In Facebook groups across the country, concerned parents and politicians are organizing to fight against every conceivable school health precaution during the COVID-19 pandemic. I have spent more time snooping on them than I should probably admit.
Facebook made a show of cracking down on these pandemic booster clubs last summer for spreading medical misinformation, but the social media company has apparently given up trying since then. Practically every state has a major anti-mask group by now, organizing via Facebook, Telegram, and in-person meetings: Utah Parents United. California Parents United. The Knights of Aloha in Hawaii. Beacon for Sovereignty in Maine.
In Florida, a Tallahassee doctor was caught selling medical exemption letters for $50 apiece in the Facebook group Parents Against Masks. A Texas man who led protests last year with the San Angelo Freedom Defenders spent a month hospitalized with a coronavirus infection before dying Aug. 29. On Monday in Traverse City, Michigan, two members of Citizens for Liberating Michigan were charged with assaulting a news reporter.
We have several anti-mask groups in my state, but the largest and best-organized one is called United Parents of South Carolina. The group has about 5,000 members but has made itself a secret group on Facebook, meaning you have to be invited to join.
Parents in this group work closely with local GOP leaders, show up in droves at school board meetings, and share calls to action from top politicians in the Republican-controlled Statehouse.

◆ **WORK REQUEST**:
Name each U.S. state that the article on anti-mask parent groups mentions.

◆ **RECORD EXCERPTS**:
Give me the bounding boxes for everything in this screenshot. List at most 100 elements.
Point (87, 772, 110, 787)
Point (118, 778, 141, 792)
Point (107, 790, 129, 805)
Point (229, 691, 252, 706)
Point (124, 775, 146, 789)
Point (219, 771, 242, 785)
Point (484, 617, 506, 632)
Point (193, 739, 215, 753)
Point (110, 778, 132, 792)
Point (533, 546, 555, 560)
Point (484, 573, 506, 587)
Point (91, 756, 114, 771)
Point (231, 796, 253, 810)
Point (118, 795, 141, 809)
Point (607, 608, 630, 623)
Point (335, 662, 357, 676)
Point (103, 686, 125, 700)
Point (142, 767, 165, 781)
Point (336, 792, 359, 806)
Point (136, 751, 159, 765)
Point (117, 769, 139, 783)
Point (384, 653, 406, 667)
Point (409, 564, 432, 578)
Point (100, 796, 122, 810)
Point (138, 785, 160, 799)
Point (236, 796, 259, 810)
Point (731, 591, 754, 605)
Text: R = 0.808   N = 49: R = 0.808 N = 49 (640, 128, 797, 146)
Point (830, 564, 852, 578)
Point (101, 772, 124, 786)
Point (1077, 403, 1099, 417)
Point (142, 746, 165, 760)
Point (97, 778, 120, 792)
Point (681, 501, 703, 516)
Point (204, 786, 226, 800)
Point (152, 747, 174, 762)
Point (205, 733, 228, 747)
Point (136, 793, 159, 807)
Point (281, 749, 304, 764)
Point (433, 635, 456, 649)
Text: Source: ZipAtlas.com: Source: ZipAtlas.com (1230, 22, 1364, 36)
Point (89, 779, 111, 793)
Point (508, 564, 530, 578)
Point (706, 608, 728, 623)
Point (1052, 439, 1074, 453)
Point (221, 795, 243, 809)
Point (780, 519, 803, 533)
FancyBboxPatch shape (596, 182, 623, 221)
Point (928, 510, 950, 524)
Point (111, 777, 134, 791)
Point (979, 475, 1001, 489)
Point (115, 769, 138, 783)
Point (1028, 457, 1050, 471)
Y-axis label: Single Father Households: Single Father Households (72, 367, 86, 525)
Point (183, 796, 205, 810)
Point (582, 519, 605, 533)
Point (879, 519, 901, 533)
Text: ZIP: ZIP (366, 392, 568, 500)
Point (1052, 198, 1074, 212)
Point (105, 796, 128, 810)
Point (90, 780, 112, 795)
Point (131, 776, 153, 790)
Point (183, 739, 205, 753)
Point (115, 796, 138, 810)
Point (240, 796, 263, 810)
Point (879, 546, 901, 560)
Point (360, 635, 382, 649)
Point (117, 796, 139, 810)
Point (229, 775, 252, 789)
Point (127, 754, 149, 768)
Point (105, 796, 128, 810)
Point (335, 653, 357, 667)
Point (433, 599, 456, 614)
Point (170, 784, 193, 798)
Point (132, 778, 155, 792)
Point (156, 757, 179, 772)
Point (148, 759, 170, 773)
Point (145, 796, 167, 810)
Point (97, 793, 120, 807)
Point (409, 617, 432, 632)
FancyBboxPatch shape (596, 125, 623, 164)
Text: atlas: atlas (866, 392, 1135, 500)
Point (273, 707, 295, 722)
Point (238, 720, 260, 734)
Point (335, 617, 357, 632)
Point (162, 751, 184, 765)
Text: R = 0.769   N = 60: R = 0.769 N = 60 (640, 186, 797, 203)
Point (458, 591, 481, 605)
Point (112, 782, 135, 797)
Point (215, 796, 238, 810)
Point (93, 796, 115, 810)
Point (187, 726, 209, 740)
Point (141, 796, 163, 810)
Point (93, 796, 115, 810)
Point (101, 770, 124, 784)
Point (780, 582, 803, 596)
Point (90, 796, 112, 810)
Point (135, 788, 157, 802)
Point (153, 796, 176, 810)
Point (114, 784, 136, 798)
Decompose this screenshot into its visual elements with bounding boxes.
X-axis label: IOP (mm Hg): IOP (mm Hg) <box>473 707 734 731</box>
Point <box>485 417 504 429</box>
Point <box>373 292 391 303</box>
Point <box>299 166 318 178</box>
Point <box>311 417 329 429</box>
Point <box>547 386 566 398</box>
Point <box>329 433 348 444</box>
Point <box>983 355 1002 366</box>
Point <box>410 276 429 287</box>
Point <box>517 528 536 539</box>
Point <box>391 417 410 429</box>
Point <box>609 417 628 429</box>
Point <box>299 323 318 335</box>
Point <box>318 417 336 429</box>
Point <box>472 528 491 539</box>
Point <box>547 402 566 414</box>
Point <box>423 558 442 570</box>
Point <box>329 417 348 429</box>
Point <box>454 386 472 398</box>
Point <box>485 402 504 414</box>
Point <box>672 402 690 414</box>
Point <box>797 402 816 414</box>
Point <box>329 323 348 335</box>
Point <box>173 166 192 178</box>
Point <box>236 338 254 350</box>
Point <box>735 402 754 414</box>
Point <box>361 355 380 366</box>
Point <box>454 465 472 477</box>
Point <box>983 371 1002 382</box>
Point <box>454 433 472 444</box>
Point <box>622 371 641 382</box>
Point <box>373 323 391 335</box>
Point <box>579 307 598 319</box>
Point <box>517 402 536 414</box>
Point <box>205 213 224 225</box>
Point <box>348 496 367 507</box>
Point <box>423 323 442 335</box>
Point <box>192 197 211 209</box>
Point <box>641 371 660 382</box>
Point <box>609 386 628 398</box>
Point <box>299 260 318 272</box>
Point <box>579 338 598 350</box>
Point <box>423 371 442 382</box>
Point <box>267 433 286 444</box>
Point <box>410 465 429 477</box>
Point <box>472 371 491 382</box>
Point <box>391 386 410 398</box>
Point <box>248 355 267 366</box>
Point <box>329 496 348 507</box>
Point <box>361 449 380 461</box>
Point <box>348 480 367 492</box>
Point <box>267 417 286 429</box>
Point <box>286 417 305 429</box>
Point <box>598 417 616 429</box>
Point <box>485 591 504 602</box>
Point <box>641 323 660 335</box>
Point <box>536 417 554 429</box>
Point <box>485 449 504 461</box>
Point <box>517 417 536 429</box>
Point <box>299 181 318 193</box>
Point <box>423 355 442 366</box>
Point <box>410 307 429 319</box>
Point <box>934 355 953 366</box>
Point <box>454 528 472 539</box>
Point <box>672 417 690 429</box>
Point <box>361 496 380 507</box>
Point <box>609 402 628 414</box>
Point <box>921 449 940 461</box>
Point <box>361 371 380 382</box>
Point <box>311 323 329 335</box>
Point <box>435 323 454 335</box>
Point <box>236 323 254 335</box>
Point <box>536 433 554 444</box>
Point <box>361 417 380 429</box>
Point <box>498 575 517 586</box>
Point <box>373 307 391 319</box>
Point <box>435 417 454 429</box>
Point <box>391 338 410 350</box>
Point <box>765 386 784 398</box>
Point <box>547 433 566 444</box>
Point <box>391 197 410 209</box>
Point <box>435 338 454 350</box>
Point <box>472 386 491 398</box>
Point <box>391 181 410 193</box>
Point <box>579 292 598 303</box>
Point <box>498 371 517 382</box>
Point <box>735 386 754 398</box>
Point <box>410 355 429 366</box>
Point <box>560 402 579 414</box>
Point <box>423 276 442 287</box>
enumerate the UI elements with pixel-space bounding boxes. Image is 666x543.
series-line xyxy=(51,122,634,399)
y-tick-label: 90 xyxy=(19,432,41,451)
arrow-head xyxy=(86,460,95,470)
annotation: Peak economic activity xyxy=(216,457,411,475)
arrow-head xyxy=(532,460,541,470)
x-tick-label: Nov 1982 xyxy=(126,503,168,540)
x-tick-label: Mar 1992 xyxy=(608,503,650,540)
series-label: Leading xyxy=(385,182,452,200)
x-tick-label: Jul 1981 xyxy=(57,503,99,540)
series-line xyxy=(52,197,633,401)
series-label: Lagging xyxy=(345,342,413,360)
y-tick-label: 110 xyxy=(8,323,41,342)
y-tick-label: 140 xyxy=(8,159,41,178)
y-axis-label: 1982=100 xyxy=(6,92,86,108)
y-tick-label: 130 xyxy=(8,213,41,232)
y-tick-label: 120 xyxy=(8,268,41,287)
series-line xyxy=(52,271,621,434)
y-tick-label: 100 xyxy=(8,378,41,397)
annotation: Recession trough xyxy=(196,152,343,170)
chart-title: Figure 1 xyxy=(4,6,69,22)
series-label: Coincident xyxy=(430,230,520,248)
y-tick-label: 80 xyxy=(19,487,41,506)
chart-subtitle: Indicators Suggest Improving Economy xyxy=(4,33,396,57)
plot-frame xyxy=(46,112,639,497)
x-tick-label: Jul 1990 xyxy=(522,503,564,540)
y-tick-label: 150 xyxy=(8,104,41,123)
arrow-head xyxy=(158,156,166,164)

◆ **EXERCISE RESULT**:
Utah, California, Hawaii, Maine, Florida, Texas, Michigan, South Carolina